§ WORK TO BE COMPLETED:
Carry on the news report about the lawsuit over housing migrants at Floyd Bennett Field, picking up right after its final sentence.

§ TEXT:
== == ==
New York lawmakers to sue to block migrant housing at federal airfield
The litigants argue that the financial impact on New York City and other municipalities could "go broke" by providing shelter and other necessities to the migrants.
(The Center Square) — A bipartisan group of New York lawmakers has filed a lawsuit seeking to block the use of a federally owned airfield in Brooklyn to house asylum-seekers.
The lawsuit, filed by four Democrats, a Republican congresswoman and several Staten Island residents in the state Superior Court, asks a judge to block New York City from using Brooklyn's Floyd Bennett Field or any other federally owned site in the Gateway National Recreation Area to provide temporary housing for migrants.
In the 48-page complaint, lawyers for the plaintiffs argue that Gov. Kathy Hochul and New York City Mayor Eric Adams have contributed to the influx of migrants by declaring themselves "sanctuary" jurisdictions that don't cooperate with immigration crackdowns and public announcements that migrants would get housing, food, health care and other support.
"In short, this problem is to a very large extent one of the defendants' own making," they wrote. "Now in an attempt to manage the problem, defendants have turned to violating the law and placing undue burdens upon communities which are ill-suited to withstand the strains of new non-indigenous populations being placed on them."
== == ==
§ GIVEN INFORMATION:
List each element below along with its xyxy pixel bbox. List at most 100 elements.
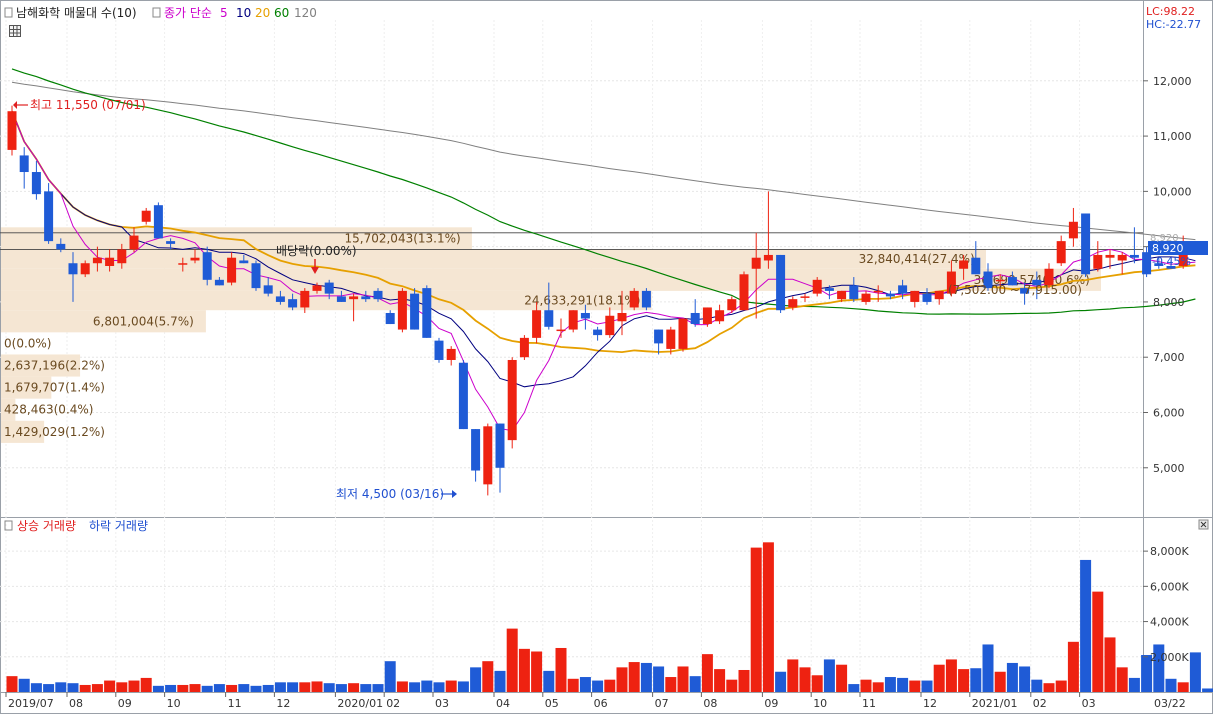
== == ==
§ OUTPUT FOR THIS EXERCISE:
The litigants argue that the financial impact on New York City and other municipalities could "go broke" by providing shelter and other necessities to the migrants.
"More likely, however, is that the taxpayers, including the plaintiffs herein, will pay for this undue burden via higher taxes," the complaint states.
Rep. Nicole Malliotakis, R-NY, representing Staten Island, is among the lawmakers who signed the lawsuit. She called the Biden administration's decision to use Floyd Bennett Field as a migrant shelter a "grave misuse" of federal lands.
"Turning our federal parks into encampments for unvetted migrants from all over the world is unfair to surrounding communities and the taxpayers being forced to foot the bill," she said in a statement. "We are using every legal and legislative tool at our disposal to stop the Biden, Hochul and Adams Administrations from taking more open space from our citizens."
Malliotakis and other Republican lawmakers have urged Gov. Kathy Hochul to "end these senseless policies" and called on Democrats in the U.S. Senate to pass a border security bill approved by the House earlier this year "to end this out of control crisis once and for all."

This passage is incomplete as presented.